Look through the data below and say how many of its lines contain "Monday", adding nothing else.

——

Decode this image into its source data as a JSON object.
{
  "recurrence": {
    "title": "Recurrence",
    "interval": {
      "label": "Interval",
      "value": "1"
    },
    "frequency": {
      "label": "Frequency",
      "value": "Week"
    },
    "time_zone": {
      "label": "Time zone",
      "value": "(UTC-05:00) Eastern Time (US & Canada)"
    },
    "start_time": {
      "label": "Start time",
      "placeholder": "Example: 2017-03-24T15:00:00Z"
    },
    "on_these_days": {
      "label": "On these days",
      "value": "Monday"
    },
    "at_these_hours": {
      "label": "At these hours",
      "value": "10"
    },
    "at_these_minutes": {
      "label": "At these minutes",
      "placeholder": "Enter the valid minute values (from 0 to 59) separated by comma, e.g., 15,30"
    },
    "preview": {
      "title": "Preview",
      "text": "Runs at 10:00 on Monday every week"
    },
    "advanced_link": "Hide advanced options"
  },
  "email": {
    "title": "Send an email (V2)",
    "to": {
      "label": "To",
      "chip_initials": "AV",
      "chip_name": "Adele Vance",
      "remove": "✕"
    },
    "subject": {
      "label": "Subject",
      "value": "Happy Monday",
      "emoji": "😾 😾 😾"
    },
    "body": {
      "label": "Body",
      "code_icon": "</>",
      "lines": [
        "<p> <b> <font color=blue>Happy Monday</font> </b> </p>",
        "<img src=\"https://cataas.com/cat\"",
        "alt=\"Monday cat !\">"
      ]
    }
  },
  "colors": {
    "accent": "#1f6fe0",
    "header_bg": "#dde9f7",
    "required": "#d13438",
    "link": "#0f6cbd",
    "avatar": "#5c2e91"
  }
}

——

--- ANSWER FOR THE TASK ---
5